What you will do: Set the listing down again exactly, please, apart from its pictures.

Input rows:

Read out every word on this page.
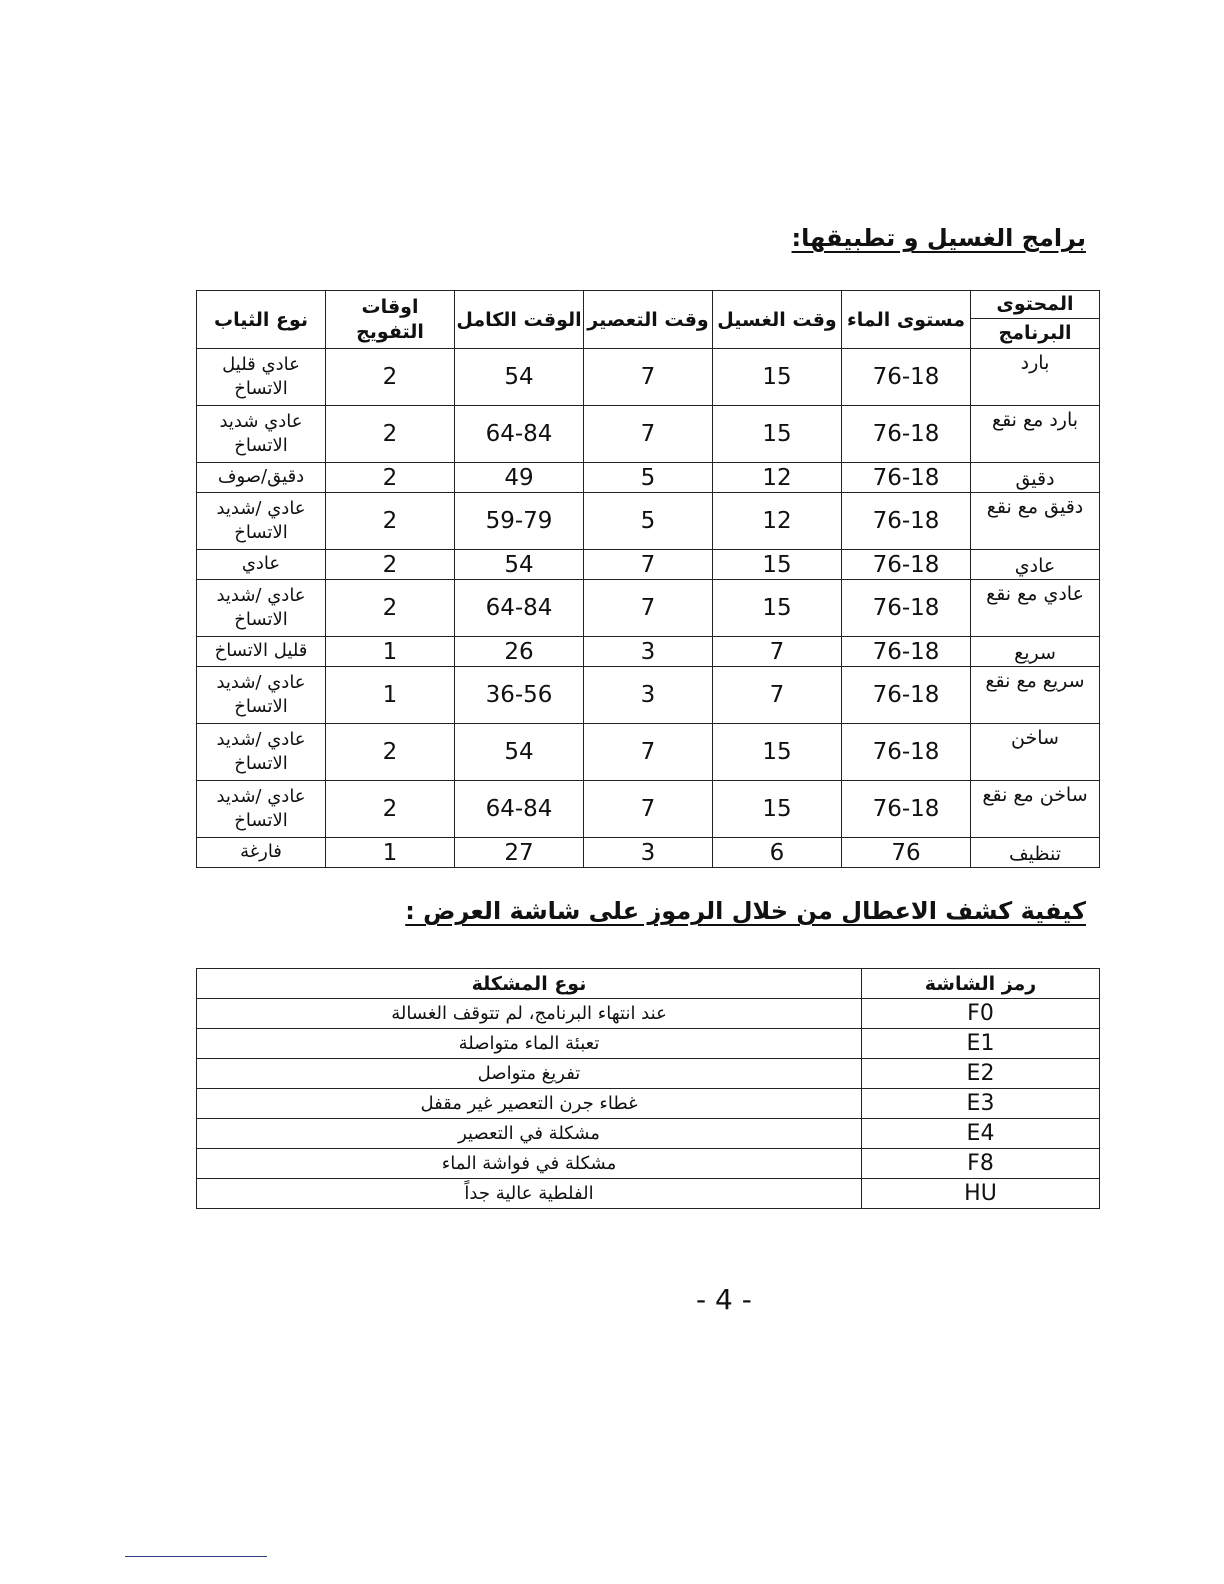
برامج الغسيل و تطبيقها:
المحتوى
البرنامج	مستوى الماء	وقت الغسيل	وقت التعصير	الوقت الكامل	اوقات التفويج	نوع الثياب
بارد	76-18	15	7	54	2	عادي قليل الاتساخ
بارد مع نقع	76-18	15	7	64-84	2	عادي شديد الاتساخ
دقيق	76-18	12	5	49	2	دقيق/صوف
دقيق مع نقع	76-18	12	5	59-79	2	عادي /شديد الاتساخ
عادي	76-18	15	7	54	2	عادي
عادي مع نقع	76-18	15	7	64-84	2	عادي /شديد الاتساخ
سريع	76-18	7	3	26	1	قليل الاتساخ
سريع مع نقع	76-18	7	3	36-56	1	عادي /شديد الاتساخ
ساخن	76-18	15	7	54	2	عادي /شديد الاتساخ
ساخن مع نقع	76-18	15	7	64-84	2	عادي /شديد الاتساخ
تنظيف	76	6	3	27	1	فارغة
كيفية كشف الاعطال من خلال الرموز على شاشة العرض :
رمز الشاشة	نوع المشكلة
F0	عند انتهاء البرنامج، لم تتوقف الغسالة
E1	تعبئة الماء متواصلة
E2	تفريغ متواصل
E3	غطاء جرن التعصير غير مقفل
E4	مشكلة في التعصير
F8	مشكلة في فواشة الماء
HU	الفلطية عالية جداً
- 4 -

Exercise output:
Read out every word on this page.
برامج الغسيل و تطبيقها:
المحتوى
البرنامج	مستوى الماء	وقت الغسيل	وقت التعصير	الوقت الكامل	اوقات التفويج	نوع الثياب
بارد	76-18	15	7	54	2	عادي قليل الاتساخ
بارد مع نقع	76-18	15	7	64-84	2	عادي شديد الاتساخ
دقيق	76-18	12	5	49	2	دقيق/صوف
دقيق مع نقع	76-18	12	5	59-79	2	عادي /شديد الاتساخ
عادي	76-18	15	7	54	2	عادي
عادي مع نقع	76-18	15	7	64-84	2	عادي /شديد الاتساخ
سريع	76-18	7	3	26	1	قليل الاتساخ
سريع مع نقع	76-18	7	3	36-56	1	عادي /شديد الاتساخ
ساخن	76-18	15	7	54	2	عادي /شديد الاتساخ
ساخن مع نقع	76-18	15	7	64-84	2	عادي /شديد الاتساخ
تنظيف	76	6	3	27	1	فارغة
كيفية كشف الاعطال من خلال الرموز على شاشة العرض :
رمز الشاشة	نوع المشكلة
F0	عند انتهاء البرنامج، لم تتوقف الغسالة
E1	تعبئة الماء متواصلة
E2	تفريغ متواصل
E3	غطاء جرن التعصير غير مقفل
E4	مشكلة في التعصير
F8	مشكلة في فواشة الماء
HU	الفلطية عالية جداً
- 4 -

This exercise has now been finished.